* Start MATERIAL *

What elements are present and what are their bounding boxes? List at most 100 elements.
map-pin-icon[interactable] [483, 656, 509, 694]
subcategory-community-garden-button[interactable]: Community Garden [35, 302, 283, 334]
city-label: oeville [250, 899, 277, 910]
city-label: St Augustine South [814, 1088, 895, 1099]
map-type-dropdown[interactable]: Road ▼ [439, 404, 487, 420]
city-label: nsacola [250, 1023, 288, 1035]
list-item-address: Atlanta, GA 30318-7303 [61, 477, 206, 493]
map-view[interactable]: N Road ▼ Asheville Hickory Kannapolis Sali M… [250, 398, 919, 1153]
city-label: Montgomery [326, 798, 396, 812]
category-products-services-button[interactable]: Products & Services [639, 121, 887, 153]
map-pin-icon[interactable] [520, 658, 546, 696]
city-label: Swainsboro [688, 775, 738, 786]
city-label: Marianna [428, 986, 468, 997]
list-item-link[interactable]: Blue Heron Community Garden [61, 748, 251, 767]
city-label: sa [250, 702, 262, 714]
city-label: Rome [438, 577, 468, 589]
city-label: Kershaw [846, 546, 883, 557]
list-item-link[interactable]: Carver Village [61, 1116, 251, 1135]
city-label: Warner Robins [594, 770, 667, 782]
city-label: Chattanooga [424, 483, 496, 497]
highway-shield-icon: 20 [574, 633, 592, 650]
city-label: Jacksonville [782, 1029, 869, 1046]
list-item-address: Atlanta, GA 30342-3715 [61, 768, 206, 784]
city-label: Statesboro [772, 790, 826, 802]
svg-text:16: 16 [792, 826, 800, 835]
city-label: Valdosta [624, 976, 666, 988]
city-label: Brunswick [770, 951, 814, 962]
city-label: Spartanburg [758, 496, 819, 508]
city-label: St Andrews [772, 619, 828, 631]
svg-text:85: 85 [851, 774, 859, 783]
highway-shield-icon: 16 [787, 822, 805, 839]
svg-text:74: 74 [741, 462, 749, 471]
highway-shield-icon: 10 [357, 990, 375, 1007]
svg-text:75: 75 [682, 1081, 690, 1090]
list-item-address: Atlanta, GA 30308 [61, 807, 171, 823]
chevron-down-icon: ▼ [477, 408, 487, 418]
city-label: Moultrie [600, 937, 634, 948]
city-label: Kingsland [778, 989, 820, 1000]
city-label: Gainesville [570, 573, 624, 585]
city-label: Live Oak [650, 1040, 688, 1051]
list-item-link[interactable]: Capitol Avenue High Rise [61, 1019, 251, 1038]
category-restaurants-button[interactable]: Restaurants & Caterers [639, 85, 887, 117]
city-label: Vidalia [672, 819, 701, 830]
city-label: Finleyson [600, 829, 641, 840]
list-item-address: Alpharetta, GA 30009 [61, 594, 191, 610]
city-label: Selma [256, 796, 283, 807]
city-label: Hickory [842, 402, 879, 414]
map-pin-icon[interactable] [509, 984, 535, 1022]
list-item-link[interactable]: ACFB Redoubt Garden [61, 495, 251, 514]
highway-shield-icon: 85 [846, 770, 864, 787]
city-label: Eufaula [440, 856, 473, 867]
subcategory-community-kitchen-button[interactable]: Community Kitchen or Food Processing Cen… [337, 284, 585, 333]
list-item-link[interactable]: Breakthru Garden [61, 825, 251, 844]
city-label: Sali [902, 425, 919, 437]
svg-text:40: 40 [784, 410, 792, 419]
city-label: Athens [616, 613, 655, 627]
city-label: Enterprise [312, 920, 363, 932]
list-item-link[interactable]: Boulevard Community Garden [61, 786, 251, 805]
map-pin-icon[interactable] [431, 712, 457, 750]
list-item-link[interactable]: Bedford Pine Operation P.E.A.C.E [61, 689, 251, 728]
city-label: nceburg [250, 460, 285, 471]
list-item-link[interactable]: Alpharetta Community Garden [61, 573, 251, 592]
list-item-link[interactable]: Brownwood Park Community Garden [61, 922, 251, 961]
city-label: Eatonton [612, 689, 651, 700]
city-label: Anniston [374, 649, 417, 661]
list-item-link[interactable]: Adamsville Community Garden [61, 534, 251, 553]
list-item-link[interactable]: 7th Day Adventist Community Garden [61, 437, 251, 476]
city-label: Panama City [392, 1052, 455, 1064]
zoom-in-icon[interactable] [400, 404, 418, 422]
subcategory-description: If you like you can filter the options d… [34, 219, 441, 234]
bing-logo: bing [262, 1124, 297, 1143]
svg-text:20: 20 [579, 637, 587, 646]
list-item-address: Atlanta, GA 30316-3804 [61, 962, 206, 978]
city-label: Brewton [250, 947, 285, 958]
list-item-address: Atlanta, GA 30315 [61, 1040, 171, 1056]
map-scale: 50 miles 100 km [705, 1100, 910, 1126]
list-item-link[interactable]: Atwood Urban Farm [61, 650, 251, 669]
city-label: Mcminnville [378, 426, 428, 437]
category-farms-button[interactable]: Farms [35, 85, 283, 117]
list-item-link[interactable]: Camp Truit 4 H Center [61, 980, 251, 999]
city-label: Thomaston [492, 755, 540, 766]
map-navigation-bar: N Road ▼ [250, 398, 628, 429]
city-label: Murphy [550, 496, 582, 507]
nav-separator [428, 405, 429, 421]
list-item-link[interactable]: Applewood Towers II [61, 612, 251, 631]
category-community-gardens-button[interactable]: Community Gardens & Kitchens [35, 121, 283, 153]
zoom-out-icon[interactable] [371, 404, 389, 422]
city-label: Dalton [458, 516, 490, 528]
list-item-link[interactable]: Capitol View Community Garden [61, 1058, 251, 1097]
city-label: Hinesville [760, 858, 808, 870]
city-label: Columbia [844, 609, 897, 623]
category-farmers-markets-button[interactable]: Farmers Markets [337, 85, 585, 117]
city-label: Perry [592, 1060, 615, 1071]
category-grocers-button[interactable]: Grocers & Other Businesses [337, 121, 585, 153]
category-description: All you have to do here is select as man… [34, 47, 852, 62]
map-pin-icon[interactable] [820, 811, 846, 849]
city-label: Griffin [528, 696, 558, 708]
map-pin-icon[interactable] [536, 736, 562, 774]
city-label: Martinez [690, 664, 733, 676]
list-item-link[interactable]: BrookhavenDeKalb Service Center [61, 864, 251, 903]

* End MATERIAL *

[REQUIREMENTS]:
Rewrite the records above with every "map-pin-icon" changed to "location-marker", leaving all other text unchanged.

[EXERCISE SOLUTION]:
What elements are present and what are their bounding boxes? List at most 100 elements.
location-marker[interactable] [483, 656, 509, 694]
subcategory-community-garden-button[interactable]: Community Garden [35, 302, 283, 334]
city-label: oeville [250, 899, 277, 910]
city-label: St Augustine South [814, 1088, 895, 1099]
map-type-dropdown[interactable]: Road ▼ [439, 404, 487, 420]
city-label: nsacola [250, 1023, 288, 1035]
list-item-address: Atlanta, GA 30318-7303 [61, 477, 206, 493]
map-view[interactable]: N Road ▼ Asheville Hickory Kannapolis Sali M… [250, 398, 919, 1153]
city-label: Montgomery [326, 798, 396, 812]
category-products-services-button[interactable]: Products & Services [639, 121, 887, 153]
location-marker[interactable] [520, 658, 546, 696]
city-label: Swainsboro [688, 775, 738, 786]
city-label: Marianna [428, 986, 468, 997]
list-item-link[interactable]: Blue Heron Community Garden [61, 748, 251, 767]
city-label: sa [250, 702, 262, 714]
city-label: Rome [438, 577, 468, 589]
city-label: Kershaw [846, 546, 883, 557]
list-item-link[interactable]: Carver Village [61, 1116, 251, 1135]
city-label: Warner Robins [594, 770, 667, 782]
city-label: Chattanooga [424, 483, 496, 497]
highway-shield-icon: 20 [574, 633, 592, 650]
city-label: Jacksonville [782, 1029, 869, 1046]
list-item-address: Atlanta, GA 30342-3715 [61, 768, 206, 784]
city-label: Statesboro [772, 790, 826, 802]
svg-text:16: 16 [792, 826, 800, 835]
city-label: Valdosta [624, 976, 666, 988]
city-label: Brunswick [770, 951, 814, 962]
city-label: Spartanburg [758, 496, 819, 508]
city-label: St Andrews [772, 619, 828, 631]
svg-text:85: 85 [851, 774, 859, 783]
highway-shield-icon: 16 [787, 822, 805, 839]
svg-text:74: 74 [741, 462, 749, 471]
highway-shield-icon: 10 [357, 990, 375, 1007]
svg-text:75: 75 [682, 1081, 690, 1090]
list-item-address: Atlanta, GA 30308 [61, 807, 171, 823]
chevron-down-icon: ▼ [477, 408, 487, 418]
city-label: Moultrie [600, 937, 634, 948]
city-label: Kingsland [778, 989, 820, 1000]
city-label: Gainesville [570, 573, 624, 585]
city-label: Live Oak [650, 1040, 688, 1051]
list-item-link[interactable]: Capitol Avenue High Rise [61, 1019, 251, 1038]
category-restaurants-button[interactable]: Restaurants & Caterers [639, 85, 887, 117]
city-label: Vidalia [672, 819, 701, 830]
city-label: Finleyson [600, 829, 641, 840]
list-item-address: Alpharetta, GA 30009 [61, 594, 191, 610]
city-label: Selma [256, 796, 283, 807]
city-label: Hickory [842, 402, 879, 414]
location-marker[interactable] [509, 984, 535, 1022]
list-item-link[interactable]: ACFB Redoubt Garden [61, 495, 251, 514]
highway-shield-icon: 85 [846, 770, 864, 787]
city-label: Eufaula [440, 856, 473, 867]
subcategory-community-kitchen-button[interactable]: Community Kitchen or Food Processing Cen… [337, 284, 585, 333]
list-item-link[interactable]: Breakthru Garden [61, 825, 251, 844]
city-label: Sali [902, 425, 919, 437]
svg-text:40: 40 [784, 410, 792, 419]
city-label: Athens [616, 613, 655, 627]
city-label: Enterprise [312, 920, 363, 932]
list-item-link[interactable]: Boulevard Community Garden [61, 786, 251, 805]
location-marker[interactable] [431, 712, 457, 750]
list-item-link[interactable]: Bedford Pine Operation P.E.A.C.E [61, 689, 251, 728]
city-label: nceburg [250, 460, 285, 471]
list-item-link[interactable]: Alpharetta Community Garden [61, 573, 251, 592]
list-item-link[interactable]: Brownwood Park Community Garden [61, 922, 251, 961]
city-label: Eatonton [612, 689, 651, 700]
city-label: Anniston [374, 649, 417, 661]
list-item-link[interactable]: Adamsville Community Garden [61, 534, 251, 553]
list-item-link[interactable]: 7th Day Adventist Community Garden [61, 437, 251, 476]
city-label: Panama City [392, 1052, 455, 1064]
zoom-in-icon[interactable] [400, 404, 418, 422]
subcategory-description: If you like you can filter the options d… [34, 219, 441, 234]
bing-logo: bing [262, 1124, 297, 1143]
svg-text:20: 20 [579, 637, 587, 646]
list-item-address: Atlanta, GA 30316-3804 [61, 962, 206, 978]
city-label: Brewton [250, 947, 285, 958]
list-item-address: Atlanta, GA 30315 [61, 1040, 171, 1056]
map-scale: 50 miles 100 km [705, 1100, 910, 1126]
list-item-link[interactable]: Atwood Urban Farm [61, 650, 251, 669]
city-label: Mcminnville [378, 426, 428, 437]
category-farms-button[interactable]: Farms [35, 85, 283, 117]
list-item-link[interactable]: Camp Truit 4 H Center [61, 980, 251, 999]
city-label: Thomaston [492, 755, 540, 766]
map-navigation-bar: N Road ▼ [250, 398, 628, 429]
city-label: Murphy [550, 496, 582, 507]
nav-separator [428, 405, 429, 421]
list-item-link[interactable]: Applewood Towers II [61, 612, 251, 631]
category-community-gardens-button[interactable]: Community Gardens & Kitchens [35, 121, 283, 153]
zoom-out-icon[interactable] [371, 404, 389, 422]
city-label: Dalton [458, 516, 490, 528]
list-item-link[interactable]: Capitol View Community Garden [61, 1058, 251, 1097]
city-label: Hinesville [760, 858, 808, 870]
city-label: Columbia [844, 609, 897, 623]
category-farmers-markets-button[interactable]: Farmers Markets [337, 85, 585, 117]
city-label: Perry [592, 1060, 615, 1071]
category-grocers-button[interactable]: Grocers & Other Businesses [337, 121, 585, 153]
category-description: All you have to do here is select as man… [34, 47, 852, 62]
location-marker[interactable] [820, 811, 846, 849]
city-label: Griffin [528, 696, 558, 708]
location-marker[interactable] [536, 736, 562, 774]
city-label: Martinez [690, 664, 733, 676]
list-item-link[interactable]: BrookhavenDeKalb Service Center [61, 864, 251, 903]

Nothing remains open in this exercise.